Report all lines holding "JSON".

[Figure contents as structured data]
--- BEGIN ---

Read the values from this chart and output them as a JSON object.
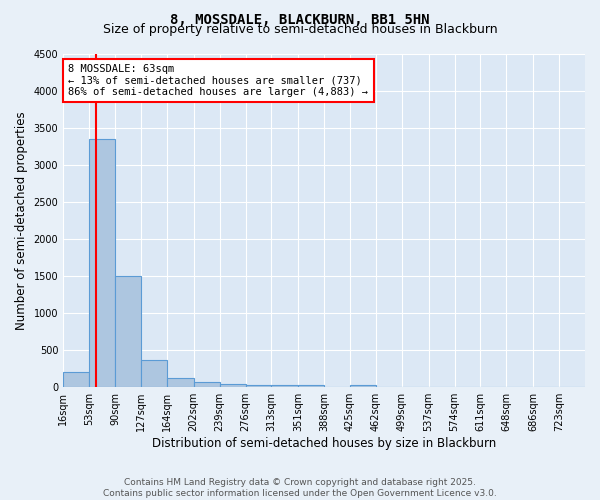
{
  "title": "8, MOSSDALE, BLACKBURN, BB1 5HN",
  "subtitle": "Size of property relative to semi-detached houses in Blackburn",
  "xlabel": "Distribution of semi-detached houses by size in Blackburn",
  "ylabel": "Number of semi-detached properties",
  "footer_line1": "Contains HM Land Registry data © Crown copyright and database right 2025.",
  "footer_line2": "Contains public sector information licensed under the Open Government Licence v3.0.",
  "bin_edges": [
    16,
    53,
    90,
    127,
    164,
    202,
    239,
    276,
    313,
    351,
    388,
    425,
    462,
    499,
    537,
    574,
    611,
    648,
    686,
    723,
    760
  ],
  "bin_heights": [
    200,
    3350,
    1500,
    370,
    130,
    75,
    40,
    35,
    35,
    35,
    0,
    35,
    0,
    0,
    0,
    0,
    0,
    0,
    0,
    0
  ],
  "bar_color": "#adc6e0",
  "bar_edgecolor": "#5b9bd5",
  "property_size": 63,
  "property_label": "8 MOSSDALE: 63sqm",
  "annotation_line1": "← 13% of semi-detached houses are smaller (737)",
  "annotation_line2": "86% of semi-detached houses are larger (4,883) →",
  "vline_color": "red",
  "annotation_box_edgecolor": "red",
  "annotation_box_facecolor": "white",
  "ylim": [
    0,
    4500
  ],
  "yticks": [
    0,
    500,
    1000,
    1500,
    2000,
    2500,
    3000,
    3500,
    4000,
    4500
  ],
  "bg_color": "#e8f0f8",
  "plot_bg_color": "#dce8f5",
  "grid_color": "white",
  "title_fontsize": 10,
  "subtitle_fontsize": 9,
  "tick_label_fontsize": 7,
  "axis_label_fontsize": 8.5,
  "footer_fontsize": 6.5,
  "annotation_fontsize": 7.5
}
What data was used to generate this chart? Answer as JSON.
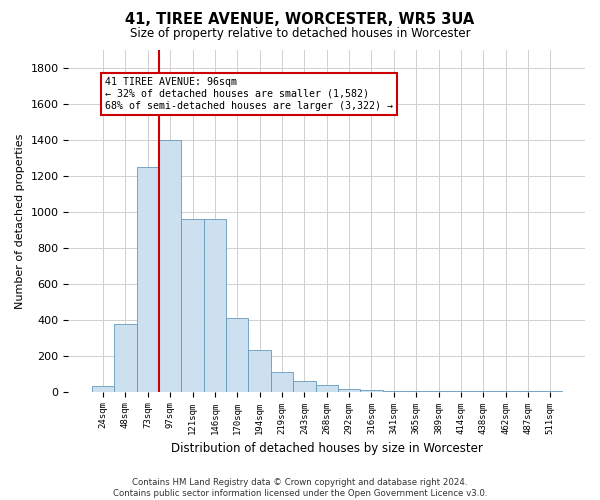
{
  "title": "41, TIREE AVENUE, WORCESTER, WR5 3UA",
  "subtitle": "Size of property relative to detached houses in Worcester",
  "xlabel": "Distribution of detached houses by size in Worcester",
  "ylabel": "Number of detached properties",
  "footer_line1": "Contains HM Land Registry data © Crown copyright and database right 2024.",
  "footer_line2": "Contains public sector information licensed under the Open Government Licence v3.0.",
  "annotation_title": "41 TIREE AVENUE: 96sqm",
  "annotation_line1": "← 32% of detached houses are smaller (1,582)",
  "annotation_line2": "68% of semi-detached houses are larger (3,322) →",
  "bar_color": "#cce0f0",
  "bar_edge_color": "#6699bb",
  "highlight_line_color": "#cc0000",
  "categories": [
    "24sqm",
    "48sqm",
    "73sqm",
    "97sqm",
    "121sqm",
    "146sqm",
    "170sqm",
    "194sqm",
    "219sqm",
    "243sqm",
    "268sqm",
    "292sqm",
    "316sqm",
    "341sqm",
    "365sqm",
    "389sqm",
    "414sqm",
    "438sqm",
    "462sqm",
    "487sqm",
    "511sqm"
  ],
  "values": [
    30,
    375,
    1250,
    1400,
    960,
    960,
    410,
    230,
    110,
    60,
    35,
    15,
    8,
    5,
    5,
    3,
    3,
    3,
    3,
    3,
    3
  ],
  "ylim": [
    0,
    1900
  ],
  "yticks": [
    0,
    200,
    400,
    600,
    800,
    1000,
    1200,
    1400,
    1600,
    1800
  ],
  "grid_color": "#d0d0d0",
  "background_color": "#ffffff",
  "line_x_index": 2.5
}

--- END ---

• _Full solution_
Read the values from this chart and output them as a JSON object.
What data was used to generate this chart? Answer as JSON.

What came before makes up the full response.